-- Given exercise --
Write out all lines holding the word "value".

[Stored data entries]
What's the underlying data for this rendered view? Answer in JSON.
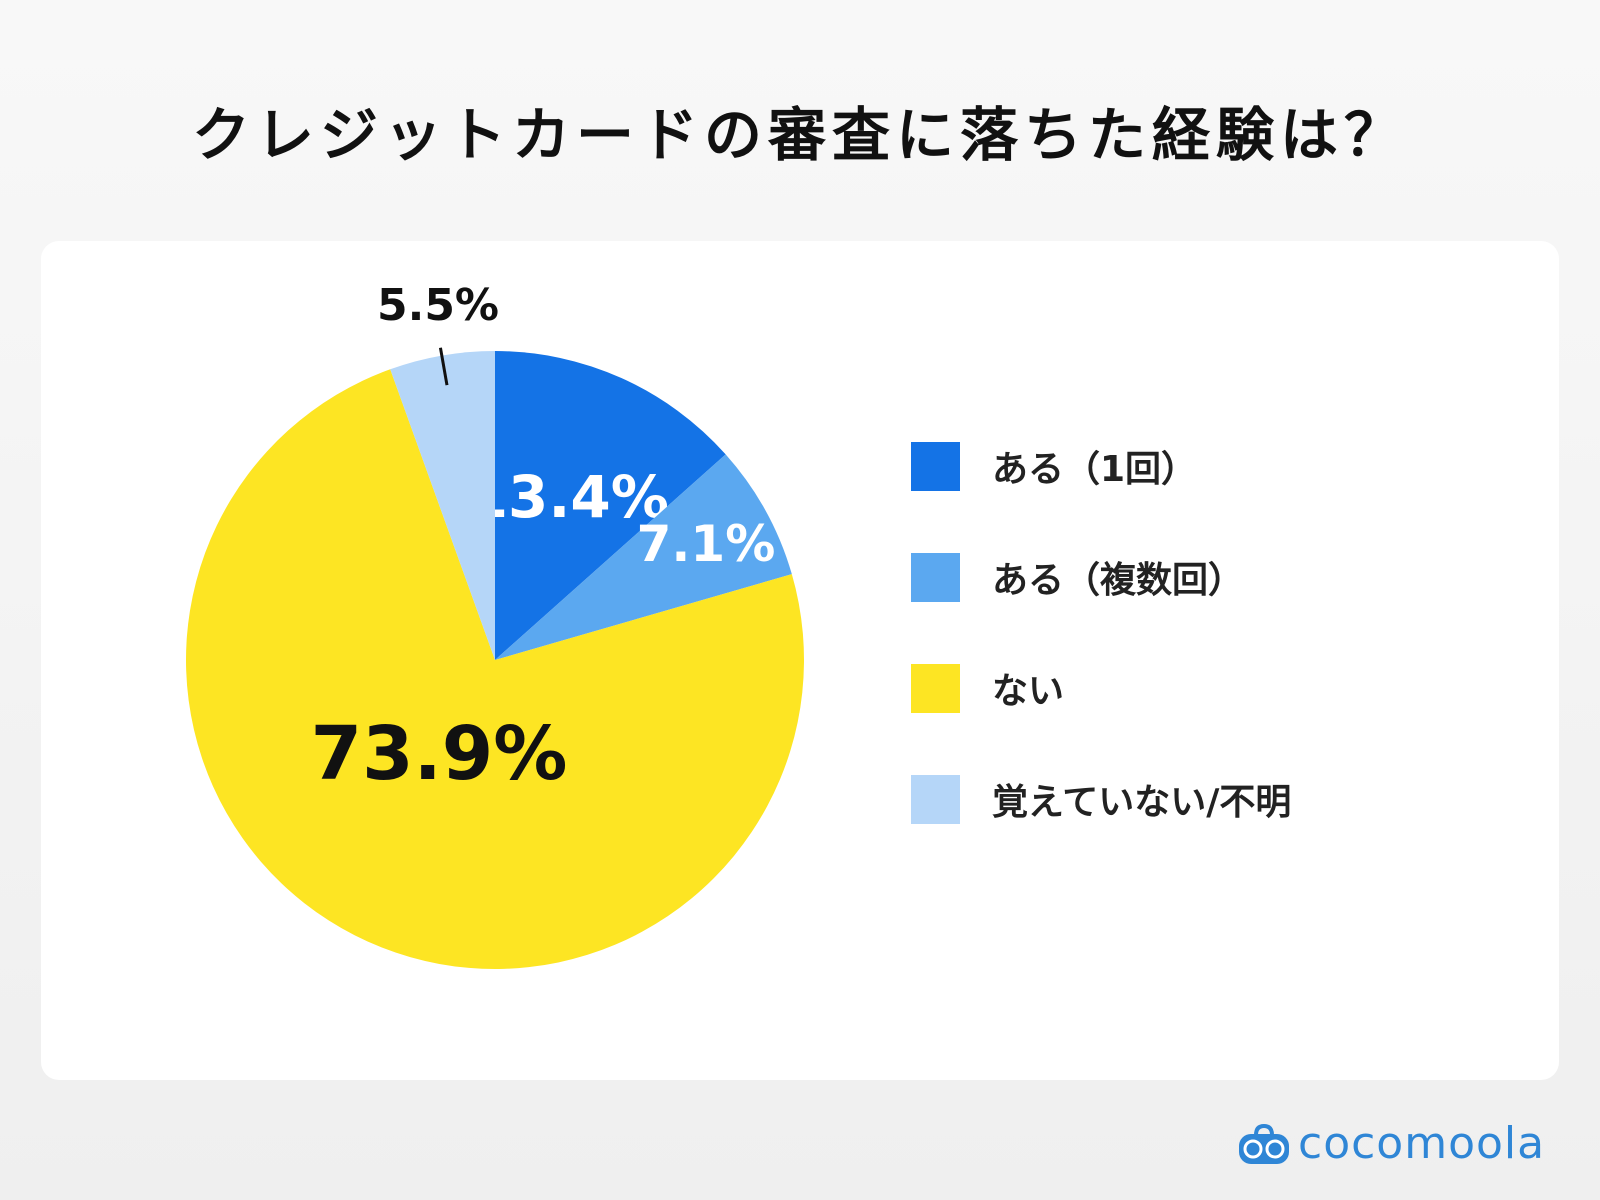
{
  "chart_data": {
    "type": "pie",
    "title": "クレジットカードの審査に落ちた経験は？",
    "start": "top",
    "direction": "clockwise",
    "slices": [
      {
        "label": "ある（1回）",
        "value": 13.4,
        "display": "13.4%",
        "color": "#1473E6",
        "label_color": "#ffffff"
      },
      {
        "label": "ある（複数回）",
        "value": 7.1,
        "display": "7.1%",
        "color": "#5BA8F0",
        "label_color": "#ffffff"
      },
      {
        "label": "ない",
        "value": 73.9,
        "display": "73.9%",
        "color": "#FDE523",
        "label_color": "#111111"
      },
      {
        "label": "覚えていない/不明",
        "value": 5.5,
        "display": "5.5%",
        "color": "#B5D6F8",
        "label_color": "#111111"
      }
    ],
    "legend_position": "right"
  },
  "brand": {
    "name": "cocomoola",
    "color": "#2F86D6"
  }
}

-- Task response --
        "value": 13.4,
        "value": 7.1,
        "value": 73.9,
        "value": 5.5,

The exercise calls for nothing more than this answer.